• STATED GOAL 1
Select every line of the rows below that contains the string "fins".
-- BEGIN EXTRACT TO READ --
Landscapes - People - Global change

Tag: place (Page 1 of 4)

He sang Canada’s landscape

I have to take a moment to mourn the death yesterday of Tragically Hip lead singer (and so much more), Gord Downie. His voice and lyrics sang Canada into being for me, usually through the tape deck of my vehicle. Their 1987 EP sang Nackawic, NB, in my high school years: Smalltown BringdownUp to Here and Road Apples shaped late nights in Halifax and Waterloo, where I saw them in small university venues. Fully Completely landed in time for summers in Alberta, “driving down a corduroy road” in pick-up trucks At the Hundredth Meridian. Only singles penetrated my life later, like Bobcaygeon, but no less deeply, as I was working in Northern BC and exploring via logging roads on weekends. And then — a decade away in Australia where the Hip is unknown. I remember a trip home in the mid-noughties, visiting a friend in Revelstoke and hearing the Hip blasting from the house next door. Ahhhh, home.  I’m with Justin. Thanks, Gord.
-- END EXTRACT TO READ --
• STATED GOAL 2
Answer these questions from the post about Gord Downie above:
(a) Which single reached the writer while working in Northern BC?
(b) In what town was the writer visiting a friend during a trip home in the mid-noughties?
(c) For how long was the writer away in Australia?
-- BEGIN DATA FOR THIS EXERCISE --
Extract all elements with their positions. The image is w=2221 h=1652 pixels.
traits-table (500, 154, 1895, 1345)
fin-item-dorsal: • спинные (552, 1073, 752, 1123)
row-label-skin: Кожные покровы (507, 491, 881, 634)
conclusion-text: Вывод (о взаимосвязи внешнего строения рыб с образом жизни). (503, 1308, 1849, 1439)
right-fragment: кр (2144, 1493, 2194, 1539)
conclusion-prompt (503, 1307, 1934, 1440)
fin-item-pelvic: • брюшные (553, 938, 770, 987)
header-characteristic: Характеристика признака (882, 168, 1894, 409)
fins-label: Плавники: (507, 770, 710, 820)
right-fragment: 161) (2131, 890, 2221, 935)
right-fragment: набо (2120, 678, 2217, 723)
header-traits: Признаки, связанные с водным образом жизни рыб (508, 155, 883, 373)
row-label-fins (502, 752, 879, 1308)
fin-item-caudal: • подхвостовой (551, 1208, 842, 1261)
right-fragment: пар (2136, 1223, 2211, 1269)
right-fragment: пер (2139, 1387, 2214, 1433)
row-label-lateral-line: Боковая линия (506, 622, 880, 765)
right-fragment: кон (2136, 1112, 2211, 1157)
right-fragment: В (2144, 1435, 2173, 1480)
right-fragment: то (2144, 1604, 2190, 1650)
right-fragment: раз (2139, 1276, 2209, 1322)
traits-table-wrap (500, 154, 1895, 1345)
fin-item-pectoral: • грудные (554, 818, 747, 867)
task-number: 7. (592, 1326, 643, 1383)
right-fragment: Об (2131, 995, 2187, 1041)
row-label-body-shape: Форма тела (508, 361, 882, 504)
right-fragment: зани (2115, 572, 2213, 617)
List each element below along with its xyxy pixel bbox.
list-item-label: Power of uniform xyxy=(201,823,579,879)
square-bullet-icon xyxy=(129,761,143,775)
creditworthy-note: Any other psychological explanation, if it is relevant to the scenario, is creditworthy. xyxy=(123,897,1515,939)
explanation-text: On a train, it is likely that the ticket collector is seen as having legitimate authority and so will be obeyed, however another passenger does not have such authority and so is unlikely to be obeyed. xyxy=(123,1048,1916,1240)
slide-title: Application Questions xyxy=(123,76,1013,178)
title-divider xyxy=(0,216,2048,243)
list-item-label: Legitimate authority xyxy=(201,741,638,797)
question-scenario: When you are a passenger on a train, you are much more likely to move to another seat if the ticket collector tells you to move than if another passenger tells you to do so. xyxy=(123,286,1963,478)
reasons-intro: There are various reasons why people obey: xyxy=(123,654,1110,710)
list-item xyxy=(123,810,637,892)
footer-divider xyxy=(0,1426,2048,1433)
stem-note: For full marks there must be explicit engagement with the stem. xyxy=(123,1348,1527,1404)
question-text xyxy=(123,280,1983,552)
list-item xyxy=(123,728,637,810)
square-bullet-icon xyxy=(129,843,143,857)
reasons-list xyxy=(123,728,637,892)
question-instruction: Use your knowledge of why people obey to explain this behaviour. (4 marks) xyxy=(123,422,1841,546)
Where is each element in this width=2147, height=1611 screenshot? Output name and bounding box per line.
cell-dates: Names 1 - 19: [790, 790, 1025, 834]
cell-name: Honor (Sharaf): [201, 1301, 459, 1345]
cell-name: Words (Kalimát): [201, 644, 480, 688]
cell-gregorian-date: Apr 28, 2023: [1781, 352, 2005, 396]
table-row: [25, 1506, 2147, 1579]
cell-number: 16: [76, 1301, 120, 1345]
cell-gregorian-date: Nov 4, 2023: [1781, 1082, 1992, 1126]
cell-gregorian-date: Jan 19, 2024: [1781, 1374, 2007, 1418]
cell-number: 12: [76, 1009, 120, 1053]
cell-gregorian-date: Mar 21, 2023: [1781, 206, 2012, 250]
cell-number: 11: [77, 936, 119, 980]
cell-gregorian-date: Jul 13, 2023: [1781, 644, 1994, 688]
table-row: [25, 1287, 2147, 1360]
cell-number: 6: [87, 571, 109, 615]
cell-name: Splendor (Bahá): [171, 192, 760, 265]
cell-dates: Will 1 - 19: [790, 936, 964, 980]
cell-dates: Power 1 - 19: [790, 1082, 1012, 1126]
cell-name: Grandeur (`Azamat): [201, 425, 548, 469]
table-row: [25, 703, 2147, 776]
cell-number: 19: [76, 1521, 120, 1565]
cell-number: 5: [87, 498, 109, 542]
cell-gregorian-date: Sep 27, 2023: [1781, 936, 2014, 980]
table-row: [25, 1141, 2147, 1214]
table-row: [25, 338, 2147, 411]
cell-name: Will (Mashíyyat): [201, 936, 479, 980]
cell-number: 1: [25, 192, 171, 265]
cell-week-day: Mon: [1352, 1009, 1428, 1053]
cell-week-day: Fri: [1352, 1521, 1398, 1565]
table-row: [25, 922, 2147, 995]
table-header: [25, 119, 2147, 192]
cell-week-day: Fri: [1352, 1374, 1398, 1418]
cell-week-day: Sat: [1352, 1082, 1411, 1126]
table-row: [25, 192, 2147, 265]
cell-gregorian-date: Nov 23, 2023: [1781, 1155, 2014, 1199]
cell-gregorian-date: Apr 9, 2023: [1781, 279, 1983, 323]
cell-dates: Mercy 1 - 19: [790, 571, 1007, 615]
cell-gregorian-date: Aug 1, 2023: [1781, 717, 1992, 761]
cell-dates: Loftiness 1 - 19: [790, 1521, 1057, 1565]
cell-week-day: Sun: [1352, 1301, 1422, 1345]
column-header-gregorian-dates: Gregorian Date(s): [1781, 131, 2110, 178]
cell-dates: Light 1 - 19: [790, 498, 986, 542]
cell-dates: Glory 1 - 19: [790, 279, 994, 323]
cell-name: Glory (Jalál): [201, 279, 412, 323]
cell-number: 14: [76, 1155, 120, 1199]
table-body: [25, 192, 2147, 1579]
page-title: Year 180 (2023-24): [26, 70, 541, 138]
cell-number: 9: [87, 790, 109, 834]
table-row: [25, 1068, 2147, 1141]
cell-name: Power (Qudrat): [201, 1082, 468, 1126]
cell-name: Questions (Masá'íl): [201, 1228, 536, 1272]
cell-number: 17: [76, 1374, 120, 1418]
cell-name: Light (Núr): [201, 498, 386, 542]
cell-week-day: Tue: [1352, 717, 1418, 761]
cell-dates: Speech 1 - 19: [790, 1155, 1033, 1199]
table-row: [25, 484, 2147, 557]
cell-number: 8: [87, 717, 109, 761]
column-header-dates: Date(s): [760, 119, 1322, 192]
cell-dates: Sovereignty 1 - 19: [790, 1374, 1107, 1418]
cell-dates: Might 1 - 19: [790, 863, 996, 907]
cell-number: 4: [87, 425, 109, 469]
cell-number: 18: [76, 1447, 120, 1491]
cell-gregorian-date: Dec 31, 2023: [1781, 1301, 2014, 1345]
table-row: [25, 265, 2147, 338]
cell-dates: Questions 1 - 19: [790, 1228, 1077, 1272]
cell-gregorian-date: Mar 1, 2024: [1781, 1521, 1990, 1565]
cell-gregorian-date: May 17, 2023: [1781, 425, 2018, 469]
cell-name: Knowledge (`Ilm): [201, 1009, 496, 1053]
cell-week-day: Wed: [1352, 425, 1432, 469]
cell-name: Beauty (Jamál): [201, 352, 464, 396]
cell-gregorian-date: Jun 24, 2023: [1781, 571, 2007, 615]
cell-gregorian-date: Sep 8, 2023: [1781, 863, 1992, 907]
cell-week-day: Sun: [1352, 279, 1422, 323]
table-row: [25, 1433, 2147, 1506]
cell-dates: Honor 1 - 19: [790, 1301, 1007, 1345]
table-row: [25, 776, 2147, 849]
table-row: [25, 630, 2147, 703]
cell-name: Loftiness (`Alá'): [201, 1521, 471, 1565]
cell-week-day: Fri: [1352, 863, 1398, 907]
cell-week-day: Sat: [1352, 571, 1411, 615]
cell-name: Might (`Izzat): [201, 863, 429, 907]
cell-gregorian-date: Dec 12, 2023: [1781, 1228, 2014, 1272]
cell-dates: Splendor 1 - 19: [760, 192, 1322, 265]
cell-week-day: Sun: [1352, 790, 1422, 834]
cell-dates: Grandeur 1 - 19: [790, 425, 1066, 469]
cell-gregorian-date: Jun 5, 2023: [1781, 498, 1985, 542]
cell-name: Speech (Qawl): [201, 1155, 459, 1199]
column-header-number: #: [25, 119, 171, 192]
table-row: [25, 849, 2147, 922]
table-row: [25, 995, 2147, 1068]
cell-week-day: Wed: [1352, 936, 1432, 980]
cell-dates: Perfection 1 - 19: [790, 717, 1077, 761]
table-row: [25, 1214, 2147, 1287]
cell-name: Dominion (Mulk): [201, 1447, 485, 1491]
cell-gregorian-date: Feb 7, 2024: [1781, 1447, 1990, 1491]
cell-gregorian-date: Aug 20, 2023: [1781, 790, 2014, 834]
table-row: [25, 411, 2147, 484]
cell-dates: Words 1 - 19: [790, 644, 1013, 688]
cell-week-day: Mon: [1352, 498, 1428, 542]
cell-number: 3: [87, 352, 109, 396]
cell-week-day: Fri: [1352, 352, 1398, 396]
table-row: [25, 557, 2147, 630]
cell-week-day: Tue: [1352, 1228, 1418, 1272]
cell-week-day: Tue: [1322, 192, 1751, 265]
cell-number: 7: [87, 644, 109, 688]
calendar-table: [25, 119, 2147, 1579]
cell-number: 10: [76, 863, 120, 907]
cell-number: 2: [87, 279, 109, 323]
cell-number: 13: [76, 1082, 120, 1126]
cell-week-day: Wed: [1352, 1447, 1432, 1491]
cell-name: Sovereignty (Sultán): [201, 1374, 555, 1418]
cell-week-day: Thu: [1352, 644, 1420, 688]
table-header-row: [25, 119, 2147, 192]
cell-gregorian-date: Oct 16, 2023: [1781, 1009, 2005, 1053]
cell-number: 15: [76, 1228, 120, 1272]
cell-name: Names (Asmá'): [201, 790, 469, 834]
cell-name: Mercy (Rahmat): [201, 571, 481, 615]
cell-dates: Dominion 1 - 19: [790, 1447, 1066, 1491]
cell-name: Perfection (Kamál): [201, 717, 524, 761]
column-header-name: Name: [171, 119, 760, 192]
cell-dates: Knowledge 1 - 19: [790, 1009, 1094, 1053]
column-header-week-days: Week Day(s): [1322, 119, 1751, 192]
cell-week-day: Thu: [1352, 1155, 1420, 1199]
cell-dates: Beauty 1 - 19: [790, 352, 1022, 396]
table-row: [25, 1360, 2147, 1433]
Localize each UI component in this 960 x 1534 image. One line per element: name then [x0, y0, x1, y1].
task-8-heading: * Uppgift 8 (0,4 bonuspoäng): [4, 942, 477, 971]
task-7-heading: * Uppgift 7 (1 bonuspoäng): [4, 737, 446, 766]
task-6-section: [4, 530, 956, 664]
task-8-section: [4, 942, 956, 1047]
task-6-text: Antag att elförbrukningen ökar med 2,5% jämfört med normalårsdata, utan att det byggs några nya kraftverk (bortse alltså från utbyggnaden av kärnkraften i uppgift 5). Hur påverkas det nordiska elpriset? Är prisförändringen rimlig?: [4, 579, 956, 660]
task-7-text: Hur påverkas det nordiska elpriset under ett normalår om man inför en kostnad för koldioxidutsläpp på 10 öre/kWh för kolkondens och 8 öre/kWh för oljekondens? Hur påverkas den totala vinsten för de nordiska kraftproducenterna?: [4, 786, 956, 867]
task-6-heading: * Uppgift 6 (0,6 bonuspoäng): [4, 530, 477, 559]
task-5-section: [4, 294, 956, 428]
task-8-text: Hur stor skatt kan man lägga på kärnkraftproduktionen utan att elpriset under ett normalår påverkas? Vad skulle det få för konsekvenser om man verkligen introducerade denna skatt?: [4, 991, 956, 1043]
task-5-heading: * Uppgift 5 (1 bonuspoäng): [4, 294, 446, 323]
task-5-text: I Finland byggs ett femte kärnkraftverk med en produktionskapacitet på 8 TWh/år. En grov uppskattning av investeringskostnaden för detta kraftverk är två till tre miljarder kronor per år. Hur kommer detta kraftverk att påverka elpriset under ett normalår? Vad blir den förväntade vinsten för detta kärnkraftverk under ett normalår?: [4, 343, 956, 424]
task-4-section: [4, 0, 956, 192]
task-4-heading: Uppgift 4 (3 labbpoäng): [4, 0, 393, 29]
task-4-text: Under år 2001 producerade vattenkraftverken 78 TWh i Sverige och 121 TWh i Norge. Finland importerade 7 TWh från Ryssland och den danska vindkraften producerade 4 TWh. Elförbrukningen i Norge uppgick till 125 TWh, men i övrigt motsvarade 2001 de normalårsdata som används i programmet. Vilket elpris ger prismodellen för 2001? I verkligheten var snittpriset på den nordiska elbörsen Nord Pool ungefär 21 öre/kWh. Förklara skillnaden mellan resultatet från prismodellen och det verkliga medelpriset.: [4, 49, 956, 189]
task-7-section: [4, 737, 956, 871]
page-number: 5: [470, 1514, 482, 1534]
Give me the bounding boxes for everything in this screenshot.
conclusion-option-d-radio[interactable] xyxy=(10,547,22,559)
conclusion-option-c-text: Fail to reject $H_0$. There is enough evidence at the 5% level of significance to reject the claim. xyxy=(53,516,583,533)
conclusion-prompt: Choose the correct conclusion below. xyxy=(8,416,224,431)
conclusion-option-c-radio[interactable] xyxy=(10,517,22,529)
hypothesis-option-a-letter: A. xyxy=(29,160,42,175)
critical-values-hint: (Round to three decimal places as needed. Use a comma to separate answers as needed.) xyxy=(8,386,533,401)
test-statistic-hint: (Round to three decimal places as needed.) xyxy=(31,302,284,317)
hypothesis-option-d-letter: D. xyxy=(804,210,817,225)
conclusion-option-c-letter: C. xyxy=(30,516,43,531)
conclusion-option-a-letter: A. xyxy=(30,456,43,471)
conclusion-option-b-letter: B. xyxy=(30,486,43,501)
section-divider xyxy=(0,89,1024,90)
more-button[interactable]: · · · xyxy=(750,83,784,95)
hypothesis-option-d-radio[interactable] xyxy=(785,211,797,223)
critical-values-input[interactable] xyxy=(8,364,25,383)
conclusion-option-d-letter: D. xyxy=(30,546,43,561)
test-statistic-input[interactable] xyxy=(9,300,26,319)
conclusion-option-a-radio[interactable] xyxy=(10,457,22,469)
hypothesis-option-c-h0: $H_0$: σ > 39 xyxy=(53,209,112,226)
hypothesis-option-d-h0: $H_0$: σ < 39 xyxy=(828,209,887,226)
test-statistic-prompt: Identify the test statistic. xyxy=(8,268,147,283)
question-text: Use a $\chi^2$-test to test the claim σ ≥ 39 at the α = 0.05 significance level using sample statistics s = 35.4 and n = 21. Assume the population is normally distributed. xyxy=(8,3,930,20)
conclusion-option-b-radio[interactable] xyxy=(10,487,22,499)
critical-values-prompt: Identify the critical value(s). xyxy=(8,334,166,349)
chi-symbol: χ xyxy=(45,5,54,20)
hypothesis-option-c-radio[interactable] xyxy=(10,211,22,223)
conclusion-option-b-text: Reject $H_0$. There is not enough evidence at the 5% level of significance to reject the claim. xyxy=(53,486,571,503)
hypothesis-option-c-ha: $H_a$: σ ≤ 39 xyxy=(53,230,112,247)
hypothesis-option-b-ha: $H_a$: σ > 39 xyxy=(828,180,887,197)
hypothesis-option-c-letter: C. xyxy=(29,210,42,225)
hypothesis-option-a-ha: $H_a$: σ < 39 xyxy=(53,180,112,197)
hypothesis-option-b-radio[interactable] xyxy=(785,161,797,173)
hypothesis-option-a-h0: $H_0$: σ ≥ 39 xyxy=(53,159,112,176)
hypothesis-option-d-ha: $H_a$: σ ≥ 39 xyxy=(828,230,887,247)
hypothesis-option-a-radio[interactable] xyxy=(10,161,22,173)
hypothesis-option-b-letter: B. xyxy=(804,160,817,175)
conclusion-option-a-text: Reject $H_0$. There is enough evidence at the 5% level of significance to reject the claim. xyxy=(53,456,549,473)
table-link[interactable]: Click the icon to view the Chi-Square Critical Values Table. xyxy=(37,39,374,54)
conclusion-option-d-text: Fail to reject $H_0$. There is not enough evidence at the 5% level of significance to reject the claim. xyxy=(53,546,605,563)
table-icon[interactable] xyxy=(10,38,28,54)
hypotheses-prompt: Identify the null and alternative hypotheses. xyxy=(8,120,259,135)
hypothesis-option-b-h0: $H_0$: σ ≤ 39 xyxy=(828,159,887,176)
-- END DATA FOR THIS EXERCISE --
• WRITTEN RESPONSE 1
fins-label: Плавники: (507, 770, 710, 820)
row-label-fins (502, 752, 879, 1308)

• WRITTEN RESPONSE 2
(a) Bobcaygeon
(b) Revelstoke
(c) A decade